**JOB**
Write every record out again exactly, and keep images out of it.

**DATASET RECORDS**

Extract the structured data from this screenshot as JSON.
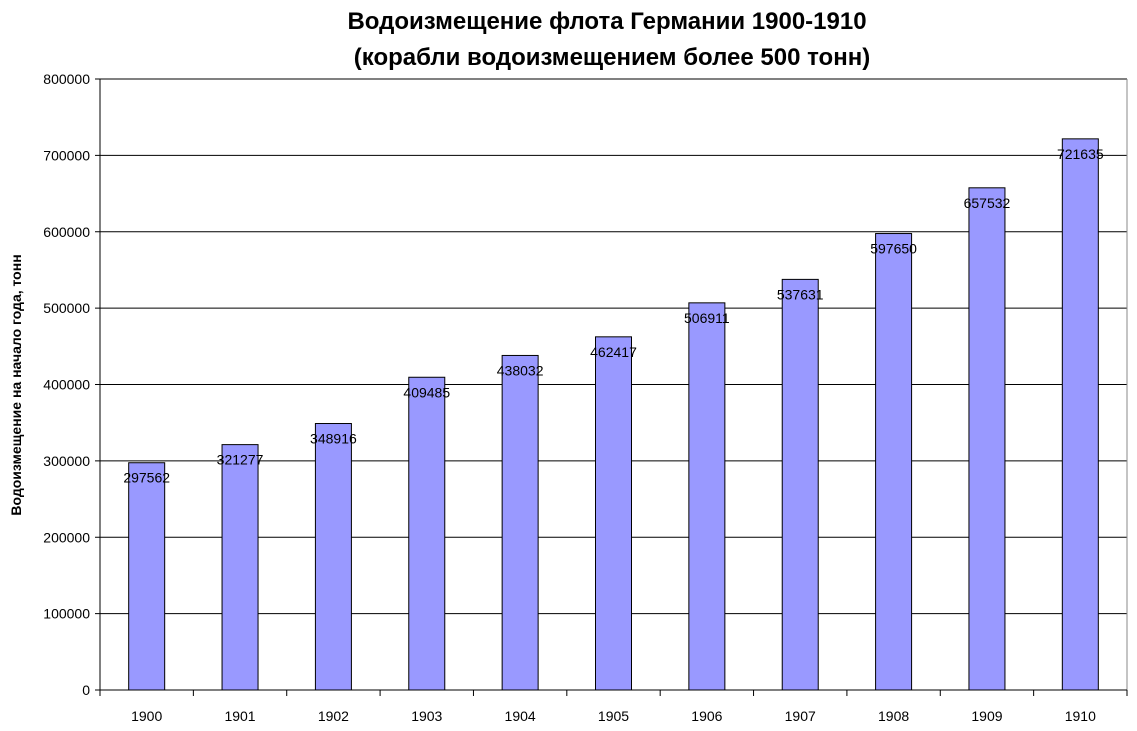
{
  "chart_data": {
    "type": "bar",
    "title": [
      "Водоизмещение флота Германии 1900-1910",
      "(корабли водоизмещением более 500 тонн)"
    ],
    "xlabel": "",
    "ylabel": "Водоизмещение на начало года, тонн",
    "categories": [
      "1900",
      "1901",
      "1902",
      "1903",
      "1904",
      "1905",
      "1906",
      "1907",
      "1908",
      "1909",
      "1910"
    ],
    "values": [
      297562,
      321277,
      348916,
      409485,
      438032,
      462417,
      506911,
      537631,
      597650,
      657532,
      721635
    ],
    "ylim": [
      0,
      800000
    ],
    "yticks": [
      "0",
      "100000",
      "200000",
      "300000",
      "400000",
      "500000",
      "600000",
      "700000",
      "800000"
    ],
    "grid": true,
    "legend": "none",
    "bar_color": "#9999FF",
    "data_labels": true
  }
}
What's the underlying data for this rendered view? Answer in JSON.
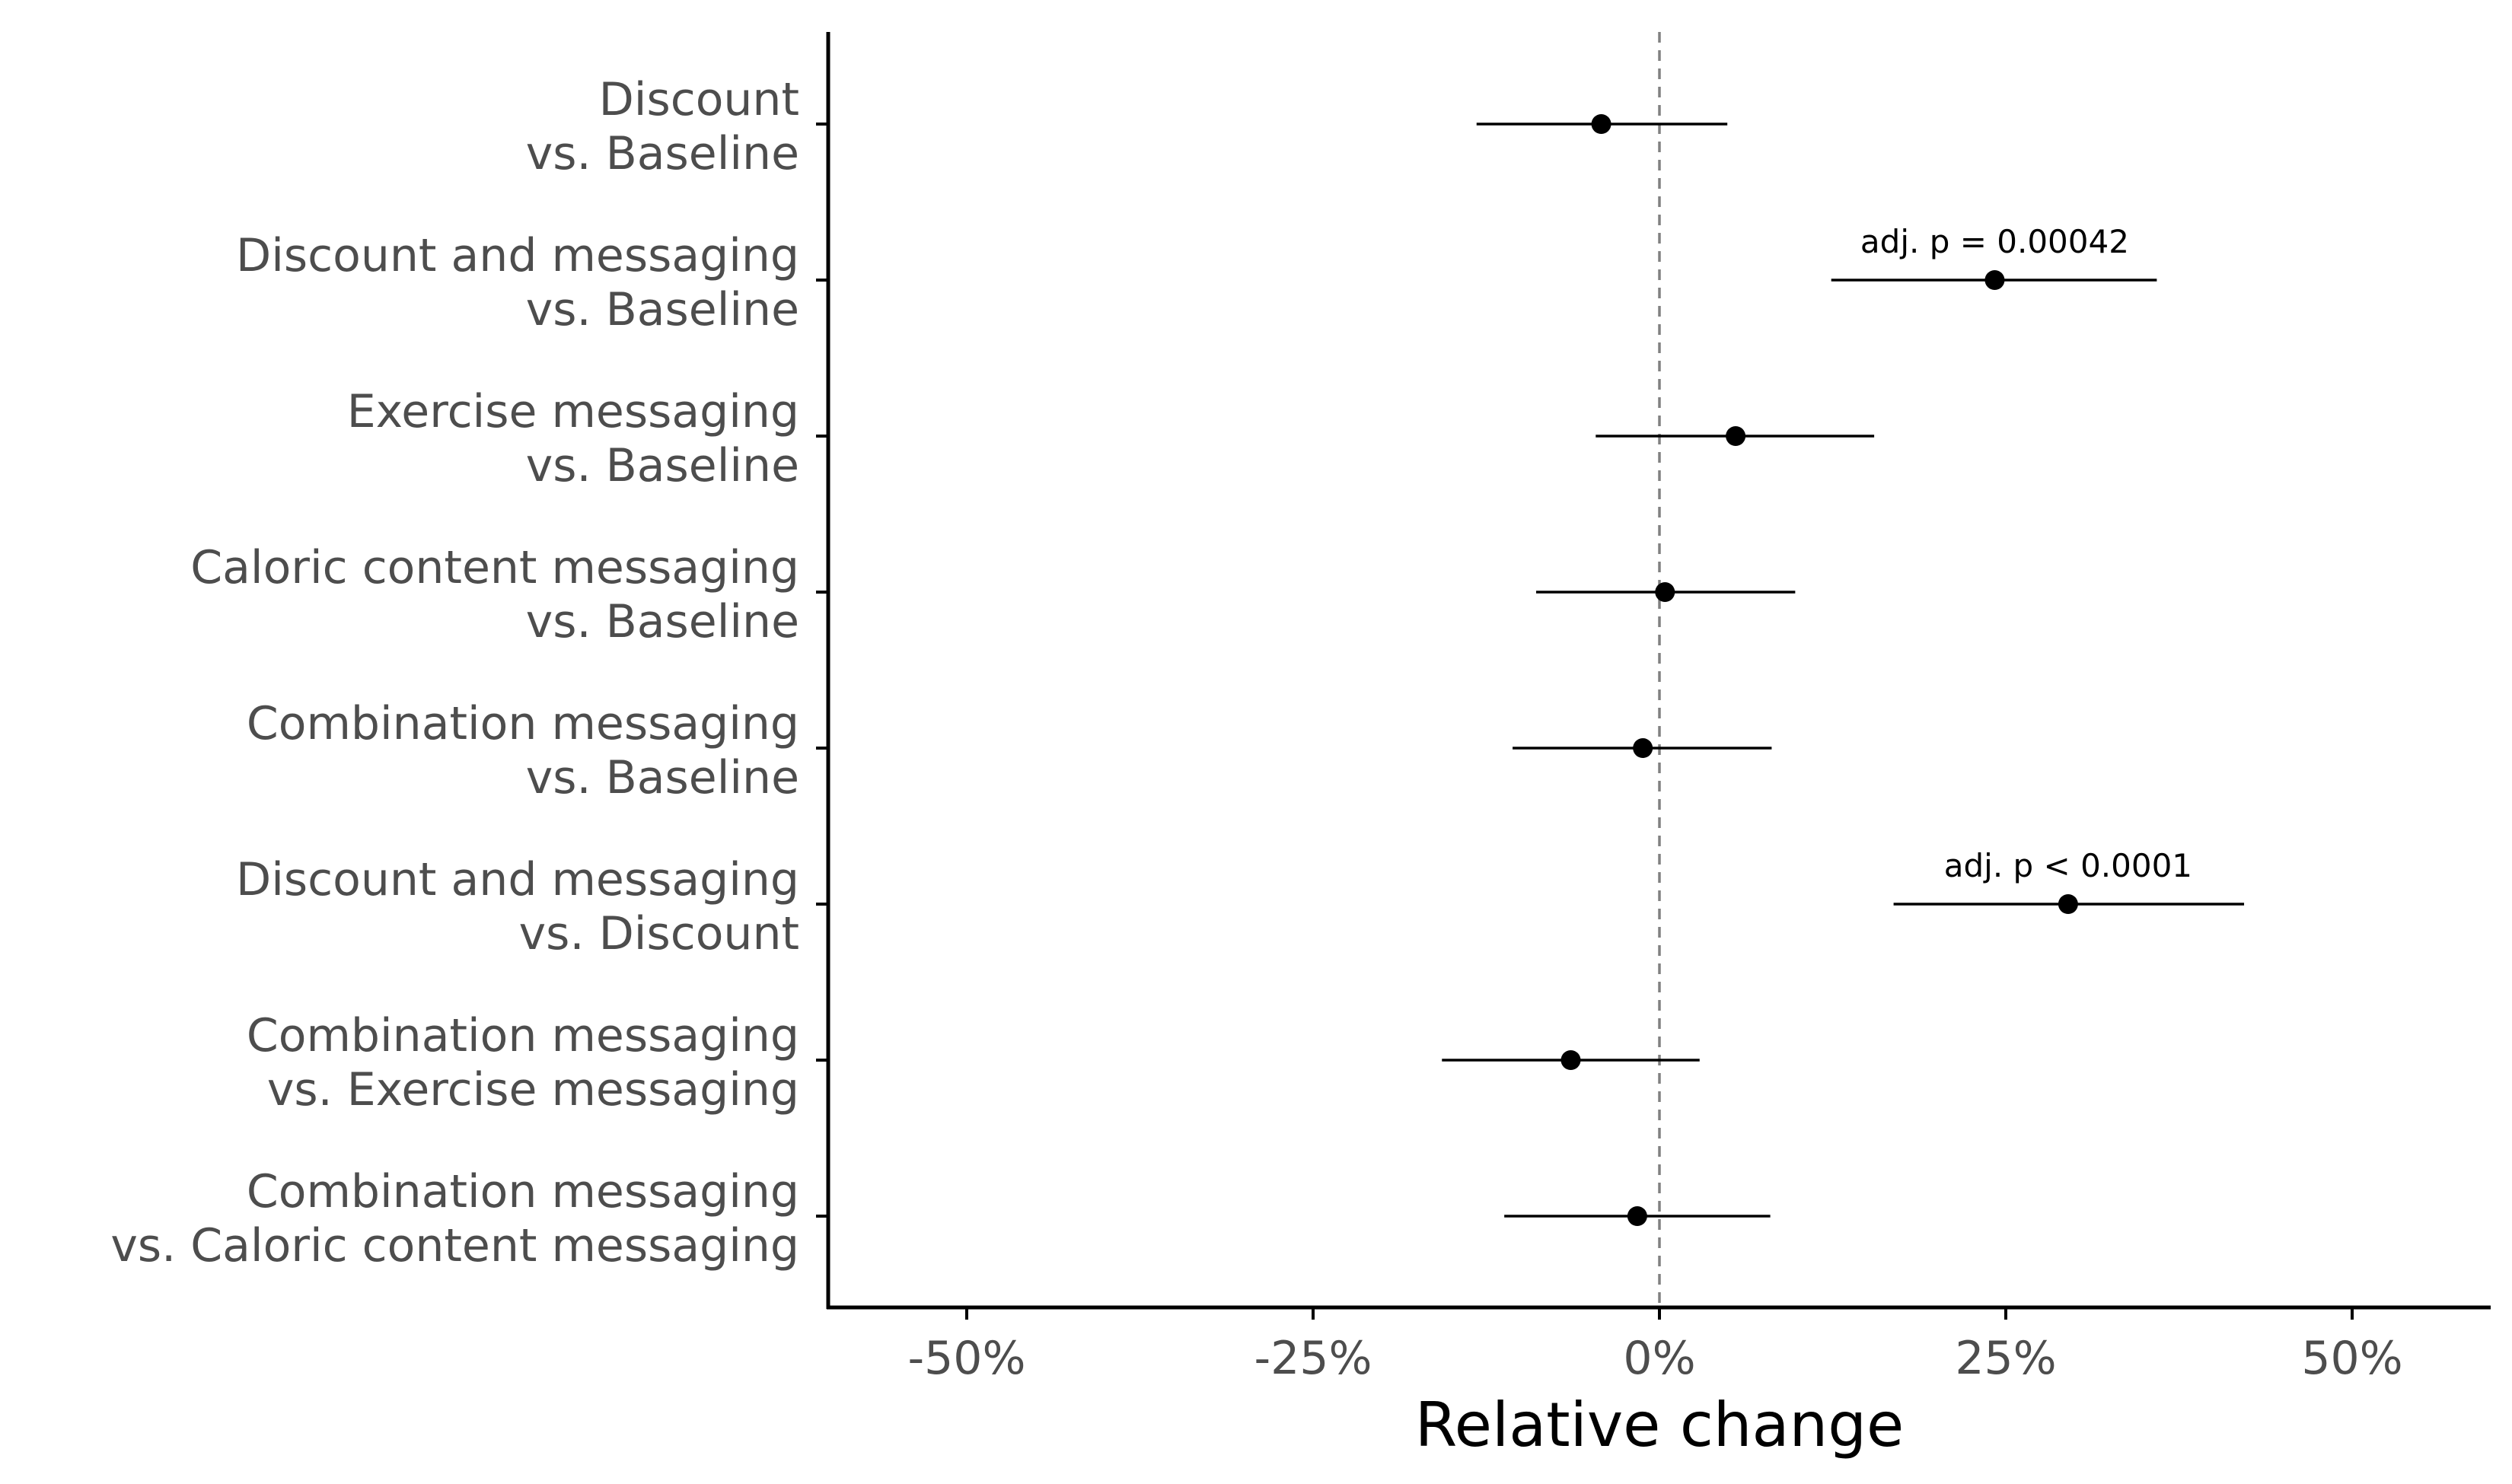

**CORRECT ANSWER**
Extract the structured data from this screenshot as JSON.
{
  "chart_data": {
    "type": "bar",
    "title": [
      "Водоизмещение флота Германии 1900-1910",
      "(корабли водоизмещением более 500 тонн)"
    ],
    "xlabel": "",
    "ylabel": "Водоизмещение на начало года, тонн",
    "categories": [
      "1900",
      "1901",
      "1902",
      "1903",
      "1904",
      "1905",
      "1906",
      "1907",
      "1908",
      "1909",
      "1910"
    ],
    "values": [
      297562,
      321277,
      348916,
      409485,
      438032,
      462417,
      506911,
      537631,
      597650,
      657532,
      721635
    ],
    "ylim": [
      0,
      800000
    ],
    "yticks": [
      "0",
      "100000",
      "200000",
      "300000",
      "400000",
      "500000",
      "600000",
      "700000",
      "800000"
    ],
    "grid": true,
    "legend": "none",
    "bar_color": "#9999FF",
    "data_labels": true
  }
}
What's the underlying data for this rendered view? Answer in JSON.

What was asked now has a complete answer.